• _EXERCICES_
(a) Dans le texte sur les souvenirs de la grand-mère, qu'achetait la grand-mère à la boulangerie après la messe ?
(b) En une à trois phrases, expliquez pourquoi la narratrice a souffert de l'attitude de sa grand-mère, d'après le texte sur les souvenirs de la grand-mère.
(c) Poursuivez le récit des souvenirs sur la grand-mère à partir de sa dernière phrase.

• _TEXTE D'ÉTUDE_
-=-=-=-=-
Ma grand-mère me fascinait malgré son aspect sévère. Il n’y avait pas de place à la tendresse dans l’emploi du temps de ce personnage. L’enfant choyée que j’étais par mes parents, ma grande sœur et mon grand frère en a souffert. Pas de bisou pour aller au lit mais un impératif « da gousket » = allez au lit ! Nous ne nous le faisions pas dire deux fois mes cousines et moi, on escaladait les hauts lits avec agilité. Une fois là-haut on se fourrait sous le gros édredon rouge bordeaux dans des draps de lin épais. Que de fous rires étouffés !
Les dimanches et jours de fête l’édredon était recouvert d’une housse de dentelle blanche. C’est fou ce que ce détail a pu me marquer tout comme le dimanche où nous nous rendions à la messe en char à banc. A l’église un banc nous était réservé à droite du côté des femmes. La messe terminée à la boulangerie ma grand-mère achetait toujours un Paris-Brest pour le dessert et des craquelins pour le goûter. En semaine nous avions droit à de gigantesques tartines de pain au beurre salé d’un jaune soleil accompagnées d’un carré de chocolat. Un et pas deux ! Je me souviens de ces belles tartines, mes cousines et moi les croquions à belles dents au retour de nos escapades à travers champs ou en bord de mer. Que de kilomètres nous avalions à pied ou à bicyclettes empruntées à la famille, moi j’héritais toujours de la vieille « bécane » de Mimile le domestique. Mimile qui nous faisaient danser sur ses sabots de bois ! Que de souvenirs simples dans un temps où nous n’avions ni télévision, ni jeux électroniques, ni ordinateur !
Une fois par mois Grand-mère recevait les amis et les voisins pour la veillée selon la coutume et nous les enfants avions le droit d’y assister. Par contre quand c’était le tour des autres nous restions à la maison.
J’aimais regarder ma grand’mère dénouer son « chignon de danseuse » laissant ses cheveux d’un blanc neigeux lui tomber jusqu’ aux chevilles. La couleur de ses cheveux faisait ressortir la couleur de ses beaux yeux bleus, mais aussi sa peau burinée témoin inexorable du temps qui ne lui a pas été confortable.
Veuve très jeune et maman de 4 enfants, elle a su gérer ses deux fermes et ses terres qui s’étendaient sur plusieurs communes. Elle a su porter le nom de la famille très haut et était admirée et respectée de tous.
Sa devise, devenue nôtre : « Je plie mais ne romps point », comme le roseau de la fable. J’aurais aimé porter le nom de famille de ma grand-mère maternelle mais cela ne se pouvait pas.
-=-=-=-=-
• _EXTRAITS DE DONNÉES_
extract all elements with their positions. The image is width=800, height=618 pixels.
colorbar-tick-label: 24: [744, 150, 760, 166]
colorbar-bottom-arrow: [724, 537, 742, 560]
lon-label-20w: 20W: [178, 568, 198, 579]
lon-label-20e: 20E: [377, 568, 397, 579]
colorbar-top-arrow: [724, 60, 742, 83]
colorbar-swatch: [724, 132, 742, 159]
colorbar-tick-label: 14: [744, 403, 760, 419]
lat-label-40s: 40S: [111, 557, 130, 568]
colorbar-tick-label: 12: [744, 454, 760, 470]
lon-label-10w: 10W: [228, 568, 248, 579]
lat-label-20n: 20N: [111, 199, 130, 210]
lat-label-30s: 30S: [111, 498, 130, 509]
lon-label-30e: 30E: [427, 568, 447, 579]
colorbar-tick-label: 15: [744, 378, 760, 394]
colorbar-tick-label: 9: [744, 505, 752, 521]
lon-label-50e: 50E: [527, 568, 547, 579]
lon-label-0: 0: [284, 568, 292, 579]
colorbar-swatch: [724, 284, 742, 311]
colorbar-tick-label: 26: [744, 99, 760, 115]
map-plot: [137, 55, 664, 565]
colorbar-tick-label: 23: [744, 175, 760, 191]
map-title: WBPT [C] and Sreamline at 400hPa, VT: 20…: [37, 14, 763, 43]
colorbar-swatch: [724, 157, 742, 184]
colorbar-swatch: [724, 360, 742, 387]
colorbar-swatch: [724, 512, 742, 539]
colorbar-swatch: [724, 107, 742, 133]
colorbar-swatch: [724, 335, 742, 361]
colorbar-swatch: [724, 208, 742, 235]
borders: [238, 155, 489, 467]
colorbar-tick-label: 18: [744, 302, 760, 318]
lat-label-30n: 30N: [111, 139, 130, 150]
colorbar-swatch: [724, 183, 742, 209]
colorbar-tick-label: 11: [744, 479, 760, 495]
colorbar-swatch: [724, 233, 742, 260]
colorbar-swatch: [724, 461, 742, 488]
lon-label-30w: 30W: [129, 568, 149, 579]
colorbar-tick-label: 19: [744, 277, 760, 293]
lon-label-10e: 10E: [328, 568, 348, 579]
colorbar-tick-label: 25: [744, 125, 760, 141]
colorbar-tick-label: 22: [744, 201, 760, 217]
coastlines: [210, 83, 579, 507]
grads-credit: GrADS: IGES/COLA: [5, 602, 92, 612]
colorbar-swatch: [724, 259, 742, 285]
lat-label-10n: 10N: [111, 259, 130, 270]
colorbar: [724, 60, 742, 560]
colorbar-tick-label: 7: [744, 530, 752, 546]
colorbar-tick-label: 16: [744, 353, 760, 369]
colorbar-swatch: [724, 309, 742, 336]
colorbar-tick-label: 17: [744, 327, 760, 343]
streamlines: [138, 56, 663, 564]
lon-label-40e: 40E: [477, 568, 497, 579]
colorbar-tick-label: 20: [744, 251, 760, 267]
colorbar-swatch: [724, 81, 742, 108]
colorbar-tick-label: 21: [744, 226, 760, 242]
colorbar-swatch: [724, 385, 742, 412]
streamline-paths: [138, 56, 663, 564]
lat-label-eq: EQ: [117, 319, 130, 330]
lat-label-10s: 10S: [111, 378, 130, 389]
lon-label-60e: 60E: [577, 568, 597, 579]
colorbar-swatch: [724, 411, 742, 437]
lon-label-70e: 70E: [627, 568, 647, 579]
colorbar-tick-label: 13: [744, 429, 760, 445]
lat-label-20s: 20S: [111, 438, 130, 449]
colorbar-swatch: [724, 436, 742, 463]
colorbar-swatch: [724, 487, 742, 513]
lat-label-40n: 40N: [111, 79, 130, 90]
-=-=-=-=-
• _CORRIGÉ_
(a) Un Paris-Brest pour le dessert et des craquelins pour le goûter.

(b) La narratrice était une enfant choyée par ses parents, sa grande sœur et son grand frère. Chez sa grand-mère, il n'y avait pas de place pour la tendresse : pas de bisou pour aller au lit, seulement l'ordre « da gousket ».

(c)
Rozo = Surtout porté dans le Morbihan, c'est un dérivé du breton ros, roz (= tertre couvert de bruyère ou de fougères, souvent au-dessus de la mer). On trouve également le nomRozo dans les Ardennes, où son sens est plus incertain : peut-être le nom de personne germanique Rotzo (racine hrod = gloire).
Nos lointains ancêtres étaient des marins espagnols.
De ma grand’mère j’ai hérité l’amour de la nature, des fleurs, des repas en famille, de la belle vaisselle, mais surtout elle a appris aux femmes de la famille à se battre dans la vie sans se plaindre.
Je ne suis pas cette grand’mère là austère, habillée de noir, l’’époque n’est plus la même. Par contre j’ai copié son chignon que je ne porte pas sur la nuque comme elle mais bien haut sur la tête.
Après mes filles ce sont mes petites filles qui maintenant m’empruntent un vêtement, ou mon « fitbug ». Nous aimons nos virées « filles » à Saint-Brieuc ou à Brest ! On part pour la journée écumant les magasins de déco et de fringues ! J’adore …
Je disais à mes enfants alors qu’ils étaient à peine mariés, dépêchez-vous de me rendre grand-mère, je ne veux pas être une vieille mémé pour mes petits-enfants !
Grand-mère de cinq petits enfants âgés de 17 à 12 ans je ne me sentais pas trop vieille pour eux. Mais quand nous est arrivé Mathieu il y a deux sans crier gare, je me suis dit que j’avais intérêt à faire attention à moi si je ne voulais pas devenir une vielle « mémé ringarde ». Quand Mathieu aura 20 ans j’aurais quel âge ? Il faudra bien assumer ! Je n’aimerais pas qu’il me regarde comme un dinosaure.